→ **AUSGANGSTEXT**
Neue Tramzüge fahren
Mehr Glas und mehr Platz für Passagiere
- Auch in Kehl sind die neuen Tramzüge zu sehen.
- Foto: Stadt Kehl/Anette Lipowsky
- hochgeladen von Christina Großheim
Kehl (st) Seit kurzem sind sie täglich auch in Kehl zu sehen und fallen durch ihr schlankes Design aber auch durch noch größere Glasscheiben auf. Vor allem aber sind die neuen Tramzüge der Generation Citadis 3 von Alstom geräumiger: Bis zu 286 Fahrgäste finden darin Platz, heißt es in einer Pressemitteilung der Stadt Kehl. Zum Vergleich: In der Eurotram sind es nur 200. Auch für Menschen mit Beeinträchtigungen bringen die neuen Tramzüge Verbesserungen: Akustische sowie optische Signale und Einrichtungen für sehbehinderte Personen machen die Nutzung für Betroffene einfacher. Für Rollstühle und Kinderwagen gibt es reservierte Zonen.
Mehr Sitzplätze
In den 45 Meter langen und 2,40 Meter breiten Straßenbahnen konnte laut dem Hersteller Alstom die Zahl der Sitzplätze erhöht und gleichzeitig der Bewegungsraum zwischen den Sitzreihen vergrößert werden. Die größeren Glasflächen sorgen für noch mehr Helligkeit in den videoüberwachten Straßenbahnen. Passagiere mit Einschränkungen beim Sehen wird die Position der Türen mit akustischen Signalen angezeigt, erklären die Straßburger Verkehrsbetriebe CTS. Ein Lichtkonzept, das auf die Türen hinweist, hilft Personen, die schlecht hören, beim Aus- und Einsteigen.

→ **ZUR AUFGABE**
Schreib aus dem Text über die neuen Tramzüge den Abschnitt Wort für Wort ab, der bei „Neue Tramzüge fahren“ anfängt und nach „es reservierte Zonen.“ aufhört.

→ **VORLIEGENDE ZEILEN**
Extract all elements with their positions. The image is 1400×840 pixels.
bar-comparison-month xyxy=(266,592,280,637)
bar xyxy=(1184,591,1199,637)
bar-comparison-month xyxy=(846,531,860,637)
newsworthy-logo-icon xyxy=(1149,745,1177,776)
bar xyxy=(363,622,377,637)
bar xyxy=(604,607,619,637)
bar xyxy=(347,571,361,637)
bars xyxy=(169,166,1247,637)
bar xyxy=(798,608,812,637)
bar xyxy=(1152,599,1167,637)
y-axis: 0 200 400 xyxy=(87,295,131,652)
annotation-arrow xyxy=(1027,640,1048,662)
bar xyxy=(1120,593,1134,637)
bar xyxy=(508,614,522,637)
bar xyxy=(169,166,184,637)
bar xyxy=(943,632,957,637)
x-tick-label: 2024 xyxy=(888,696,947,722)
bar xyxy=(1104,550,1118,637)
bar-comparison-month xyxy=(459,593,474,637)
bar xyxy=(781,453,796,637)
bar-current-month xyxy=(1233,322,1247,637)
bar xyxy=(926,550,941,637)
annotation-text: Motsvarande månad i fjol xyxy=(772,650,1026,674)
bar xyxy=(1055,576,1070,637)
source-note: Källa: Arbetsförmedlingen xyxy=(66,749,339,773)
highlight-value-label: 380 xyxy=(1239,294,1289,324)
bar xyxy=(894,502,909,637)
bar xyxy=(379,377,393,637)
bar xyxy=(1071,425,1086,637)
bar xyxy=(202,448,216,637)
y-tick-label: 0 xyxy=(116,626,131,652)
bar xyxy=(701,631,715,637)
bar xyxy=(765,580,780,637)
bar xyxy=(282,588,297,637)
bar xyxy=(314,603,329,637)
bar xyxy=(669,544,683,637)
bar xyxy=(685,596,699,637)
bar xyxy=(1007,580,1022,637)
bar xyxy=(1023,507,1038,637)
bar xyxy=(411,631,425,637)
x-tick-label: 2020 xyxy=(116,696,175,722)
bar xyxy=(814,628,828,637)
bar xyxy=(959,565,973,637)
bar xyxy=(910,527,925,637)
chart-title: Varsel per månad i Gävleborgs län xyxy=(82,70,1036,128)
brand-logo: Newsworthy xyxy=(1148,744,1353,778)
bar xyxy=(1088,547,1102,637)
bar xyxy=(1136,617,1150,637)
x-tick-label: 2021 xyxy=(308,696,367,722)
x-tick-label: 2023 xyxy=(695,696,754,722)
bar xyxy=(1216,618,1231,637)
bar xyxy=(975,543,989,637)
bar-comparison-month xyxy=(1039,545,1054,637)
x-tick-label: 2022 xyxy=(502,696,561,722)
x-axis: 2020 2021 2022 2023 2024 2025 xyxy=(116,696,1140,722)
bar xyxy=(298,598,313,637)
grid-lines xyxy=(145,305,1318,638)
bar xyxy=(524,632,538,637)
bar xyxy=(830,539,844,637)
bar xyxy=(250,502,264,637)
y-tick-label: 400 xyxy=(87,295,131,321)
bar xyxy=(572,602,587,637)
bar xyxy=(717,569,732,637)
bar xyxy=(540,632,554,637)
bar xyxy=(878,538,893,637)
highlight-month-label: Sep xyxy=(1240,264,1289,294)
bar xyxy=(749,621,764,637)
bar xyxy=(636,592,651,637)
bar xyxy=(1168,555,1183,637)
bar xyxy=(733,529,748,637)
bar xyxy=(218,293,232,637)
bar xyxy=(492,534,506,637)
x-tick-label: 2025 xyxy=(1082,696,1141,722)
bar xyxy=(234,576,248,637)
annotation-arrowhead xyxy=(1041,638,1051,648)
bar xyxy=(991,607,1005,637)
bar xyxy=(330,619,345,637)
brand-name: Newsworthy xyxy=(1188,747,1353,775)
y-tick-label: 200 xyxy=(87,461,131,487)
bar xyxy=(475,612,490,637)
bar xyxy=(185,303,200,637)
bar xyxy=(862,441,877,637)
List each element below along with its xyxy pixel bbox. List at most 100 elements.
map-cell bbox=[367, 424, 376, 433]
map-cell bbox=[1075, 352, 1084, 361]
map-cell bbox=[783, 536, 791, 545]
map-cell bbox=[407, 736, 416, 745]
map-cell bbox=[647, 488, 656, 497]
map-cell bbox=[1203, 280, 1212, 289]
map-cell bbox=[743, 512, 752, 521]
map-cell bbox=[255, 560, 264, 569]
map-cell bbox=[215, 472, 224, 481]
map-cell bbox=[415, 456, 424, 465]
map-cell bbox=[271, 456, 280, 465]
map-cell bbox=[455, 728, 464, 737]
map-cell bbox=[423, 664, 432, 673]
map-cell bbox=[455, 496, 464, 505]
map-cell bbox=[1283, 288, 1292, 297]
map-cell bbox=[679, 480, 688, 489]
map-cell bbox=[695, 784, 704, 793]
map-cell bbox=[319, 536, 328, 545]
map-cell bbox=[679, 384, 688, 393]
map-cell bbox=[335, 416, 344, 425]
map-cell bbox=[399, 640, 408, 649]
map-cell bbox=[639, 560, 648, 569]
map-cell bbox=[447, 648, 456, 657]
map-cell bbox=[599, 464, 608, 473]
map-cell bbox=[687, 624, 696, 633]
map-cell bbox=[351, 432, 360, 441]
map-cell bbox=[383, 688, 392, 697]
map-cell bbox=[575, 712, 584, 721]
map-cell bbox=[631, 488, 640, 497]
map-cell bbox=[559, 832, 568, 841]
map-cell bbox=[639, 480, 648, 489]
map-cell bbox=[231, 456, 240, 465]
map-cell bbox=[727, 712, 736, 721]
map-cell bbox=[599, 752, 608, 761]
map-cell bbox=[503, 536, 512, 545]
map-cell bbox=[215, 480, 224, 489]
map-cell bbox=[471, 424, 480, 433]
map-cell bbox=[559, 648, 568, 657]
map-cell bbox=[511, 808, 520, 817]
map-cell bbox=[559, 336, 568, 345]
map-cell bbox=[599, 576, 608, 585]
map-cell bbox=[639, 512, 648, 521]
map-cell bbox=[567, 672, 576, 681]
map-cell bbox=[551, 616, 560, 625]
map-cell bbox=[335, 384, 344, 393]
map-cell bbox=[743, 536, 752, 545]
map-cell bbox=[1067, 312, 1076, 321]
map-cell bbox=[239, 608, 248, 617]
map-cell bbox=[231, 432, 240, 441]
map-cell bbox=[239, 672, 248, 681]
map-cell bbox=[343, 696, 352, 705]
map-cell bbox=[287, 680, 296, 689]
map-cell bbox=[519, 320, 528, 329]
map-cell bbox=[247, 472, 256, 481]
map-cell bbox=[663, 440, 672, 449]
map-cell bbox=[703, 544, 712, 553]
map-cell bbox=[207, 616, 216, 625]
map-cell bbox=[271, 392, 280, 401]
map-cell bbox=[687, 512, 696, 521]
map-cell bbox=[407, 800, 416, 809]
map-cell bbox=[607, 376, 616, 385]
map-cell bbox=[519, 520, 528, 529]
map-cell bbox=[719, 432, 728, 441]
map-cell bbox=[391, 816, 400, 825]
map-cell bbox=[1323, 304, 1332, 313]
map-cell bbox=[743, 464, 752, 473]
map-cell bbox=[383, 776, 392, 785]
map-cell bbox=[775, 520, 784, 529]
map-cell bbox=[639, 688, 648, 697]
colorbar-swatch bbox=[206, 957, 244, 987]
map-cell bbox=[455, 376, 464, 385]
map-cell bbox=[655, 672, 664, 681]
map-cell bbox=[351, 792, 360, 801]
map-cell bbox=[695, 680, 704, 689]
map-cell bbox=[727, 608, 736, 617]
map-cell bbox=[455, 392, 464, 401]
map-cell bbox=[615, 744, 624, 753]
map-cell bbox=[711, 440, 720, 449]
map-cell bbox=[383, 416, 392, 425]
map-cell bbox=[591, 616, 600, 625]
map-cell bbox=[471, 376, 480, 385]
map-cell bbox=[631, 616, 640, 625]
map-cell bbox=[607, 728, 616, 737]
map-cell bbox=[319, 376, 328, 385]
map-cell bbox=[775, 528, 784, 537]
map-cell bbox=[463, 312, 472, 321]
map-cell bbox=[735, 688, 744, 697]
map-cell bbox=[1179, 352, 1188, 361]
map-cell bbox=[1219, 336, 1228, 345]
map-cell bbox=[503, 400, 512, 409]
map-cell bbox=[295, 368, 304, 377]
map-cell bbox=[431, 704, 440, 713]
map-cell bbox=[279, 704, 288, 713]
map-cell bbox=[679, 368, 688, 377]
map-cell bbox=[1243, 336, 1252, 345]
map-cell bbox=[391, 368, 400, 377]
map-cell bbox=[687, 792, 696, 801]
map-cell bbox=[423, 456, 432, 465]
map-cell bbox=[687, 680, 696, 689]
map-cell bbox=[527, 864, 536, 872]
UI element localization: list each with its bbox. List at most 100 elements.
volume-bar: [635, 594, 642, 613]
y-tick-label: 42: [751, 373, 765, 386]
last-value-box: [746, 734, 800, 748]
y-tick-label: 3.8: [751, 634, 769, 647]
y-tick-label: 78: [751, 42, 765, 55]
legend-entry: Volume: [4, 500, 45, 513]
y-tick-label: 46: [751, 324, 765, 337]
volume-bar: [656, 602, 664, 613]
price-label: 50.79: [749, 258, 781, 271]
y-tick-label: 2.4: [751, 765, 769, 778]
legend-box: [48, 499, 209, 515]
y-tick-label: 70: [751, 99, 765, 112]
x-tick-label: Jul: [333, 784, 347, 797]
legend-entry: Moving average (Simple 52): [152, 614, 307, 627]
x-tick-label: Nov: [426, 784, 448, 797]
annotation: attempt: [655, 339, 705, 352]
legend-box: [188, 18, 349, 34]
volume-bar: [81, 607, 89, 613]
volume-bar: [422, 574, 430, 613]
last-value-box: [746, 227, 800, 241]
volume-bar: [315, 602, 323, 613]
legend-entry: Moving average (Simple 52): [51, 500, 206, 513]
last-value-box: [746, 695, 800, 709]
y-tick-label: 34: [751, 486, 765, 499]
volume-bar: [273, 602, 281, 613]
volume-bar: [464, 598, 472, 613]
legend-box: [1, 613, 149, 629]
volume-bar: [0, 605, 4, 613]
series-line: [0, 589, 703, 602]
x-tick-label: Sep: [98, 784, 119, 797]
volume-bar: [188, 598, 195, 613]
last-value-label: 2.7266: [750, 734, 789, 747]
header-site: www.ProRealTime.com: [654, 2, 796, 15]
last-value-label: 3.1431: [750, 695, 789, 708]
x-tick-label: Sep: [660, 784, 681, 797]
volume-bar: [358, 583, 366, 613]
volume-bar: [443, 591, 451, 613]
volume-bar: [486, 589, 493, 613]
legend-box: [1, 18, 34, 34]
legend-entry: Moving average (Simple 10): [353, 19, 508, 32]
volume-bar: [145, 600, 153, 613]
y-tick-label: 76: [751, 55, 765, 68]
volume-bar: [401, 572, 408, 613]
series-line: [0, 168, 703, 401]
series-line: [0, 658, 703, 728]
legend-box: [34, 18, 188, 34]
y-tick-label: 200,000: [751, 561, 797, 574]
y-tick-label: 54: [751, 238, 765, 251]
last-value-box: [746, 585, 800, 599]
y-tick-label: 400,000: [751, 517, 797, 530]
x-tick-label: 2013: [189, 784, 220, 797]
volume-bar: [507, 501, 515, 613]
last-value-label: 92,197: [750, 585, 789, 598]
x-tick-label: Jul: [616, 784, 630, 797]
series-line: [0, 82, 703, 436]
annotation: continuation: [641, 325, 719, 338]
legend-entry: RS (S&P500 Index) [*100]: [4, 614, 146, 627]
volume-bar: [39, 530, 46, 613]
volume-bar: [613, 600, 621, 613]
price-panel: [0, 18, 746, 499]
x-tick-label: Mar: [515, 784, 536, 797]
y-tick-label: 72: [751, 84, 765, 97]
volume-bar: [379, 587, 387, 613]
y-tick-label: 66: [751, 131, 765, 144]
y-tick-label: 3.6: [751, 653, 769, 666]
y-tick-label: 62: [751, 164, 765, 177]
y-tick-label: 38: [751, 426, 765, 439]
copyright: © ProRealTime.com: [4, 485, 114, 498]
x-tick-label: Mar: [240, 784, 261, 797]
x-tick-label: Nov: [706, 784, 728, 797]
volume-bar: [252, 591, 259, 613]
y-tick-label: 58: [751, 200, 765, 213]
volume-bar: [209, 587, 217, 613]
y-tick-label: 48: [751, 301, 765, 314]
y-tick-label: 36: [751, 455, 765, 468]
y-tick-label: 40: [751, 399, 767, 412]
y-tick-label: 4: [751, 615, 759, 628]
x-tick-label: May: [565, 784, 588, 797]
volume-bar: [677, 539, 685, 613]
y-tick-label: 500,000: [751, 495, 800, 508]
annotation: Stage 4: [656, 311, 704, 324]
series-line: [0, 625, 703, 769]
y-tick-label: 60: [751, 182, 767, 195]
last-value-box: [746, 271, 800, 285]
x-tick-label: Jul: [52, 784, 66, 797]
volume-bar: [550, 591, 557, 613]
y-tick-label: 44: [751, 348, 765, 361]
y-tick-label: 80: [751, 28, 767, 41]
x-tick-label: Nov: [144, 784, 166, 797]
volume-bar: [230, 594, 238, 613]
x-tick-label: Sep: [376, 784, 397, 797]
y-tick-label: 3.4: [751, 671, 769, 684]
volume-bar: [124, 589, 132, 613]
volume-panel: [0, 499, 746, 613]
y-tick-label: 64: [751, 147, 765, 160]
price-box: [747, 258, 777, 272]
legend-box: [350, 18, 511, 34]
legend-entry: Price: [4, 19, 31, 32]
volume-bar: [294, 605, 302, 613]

→ **ERGEBNIS**
Neue Tramzüge fahren
Mehr Glas und mehr Platz für Passagiere
- Auch in Kehl sind die neuen Tramzüge zu sehen.
- Foto: Stadt Kehl/Anette Lipowsky
- hochgeladen von Christina Großheim
Kehl (st) Seit kurzem sind sie täglich auch in Kehl zu sehen und fallen durch ihr schlankes Design aber auch durch noch größere Glasscheiben auf. Vor allem aber sind die neuen Tramzüge der Generation Citadis 3 von Alstom geräumiger: Bis zu 286 Fahrgäste finden darin Platz, heißt es in einer Pressemitteilung der Stadt Kehl. Zum Vergleich: In der Eurotram sind es nur 200. Auch für Menschen mit Beeinträchtigungen bringen die neuen Tramzüge Verbesserungen: Akustische sowie optische Signale und Einrichtungen für sehbehinderte Personen machen die Nutzung für Betroffene einfacher. Für Rollstühle und Kinderwagen gibt es reservierte Zonen.